**Given task**: Count every line in the following entries where the word "請求資格確認書類" appears. Give the count alone.

**Task input**:
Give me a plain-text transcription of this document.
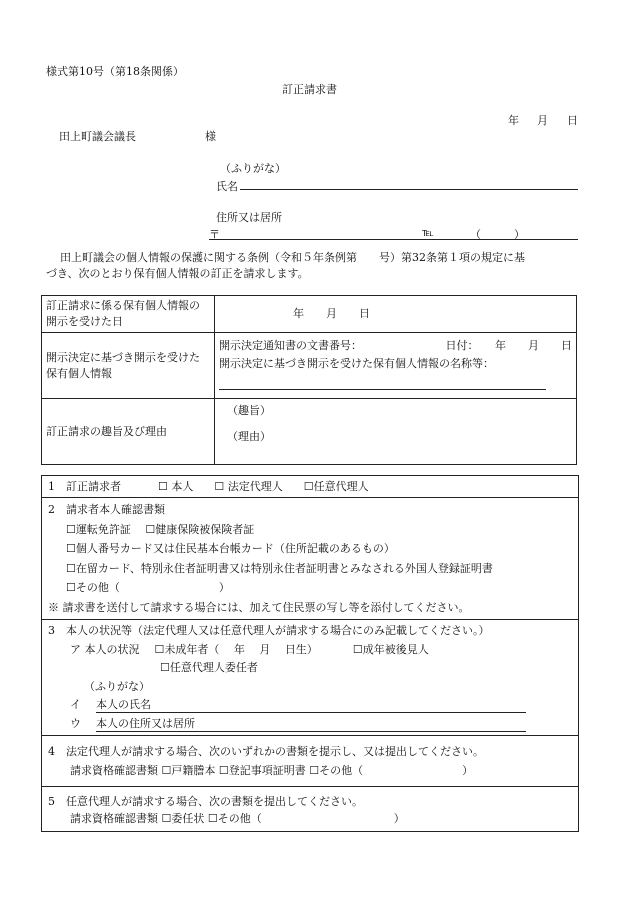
様式第10号（第18条関係）
訂正請求書
年 月 日
田上町議会議長	様
（ふりがな）
氏名
住所又は居所
〒	℡	（　　　）
田上町議会の個人情報の保護に関する条例（令和５年条例第　　号）第32条第１項の規定に基
づき、次のとおり保有個人情報の訂正を請求します。
訂正請求に係る保有個人情報の開示を受けた日	年　　月　　日
開示決定に基づき開示を受けた保有個人情報	開示決定通知書の文書番号： 日付：　　年　　月　　日
開示決定に基づき開示を受けた保有個人情報の名称等：

訂正請求の趣旨及び理由	（趣旨）
（理由）
1　訂正請求者	☐ 本人 ☐ 法定代理人 ☐任意代理人
2　請求者本人確認書類
☐運転免許証　 ☐健康保険被保険者証
☐個人番号カード又は住民基本台帳カード（住所記載のあるもの）
☐在留カード、特別永住者証明書又は特別永住者証明書とみなされる外国人登録証明書
☐その他（　　　　　　　　　）
※ 請求書を送付して請求する場合には、加えて住民票の写し等を添付してください。
3　本人の状況等（法定代理人又は任意代理人が請求する場合にのみ記載してください。）
ア 本人の状況 ☐未成年者（　 年　 月　 日生）	☐成年被後見人
☐任意代理人委任者
（ふりがな）
イ 本人の氏名
ウ 本人の住所又は居所
4　法定代理人が請求する場合、次のいずれかの書類を提示し、又は提出してください。
請求資格確認書類 ☐戸籍謄本 ☐登記事項証明書 ☐その他（　　　　　　　　　）
5　任意代理人が請求する場合、次の書類を提出してください。
請求資格確認書類 ☐委任状 ☐その他（　　　　　　　　　　　　）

**Task answer**: 2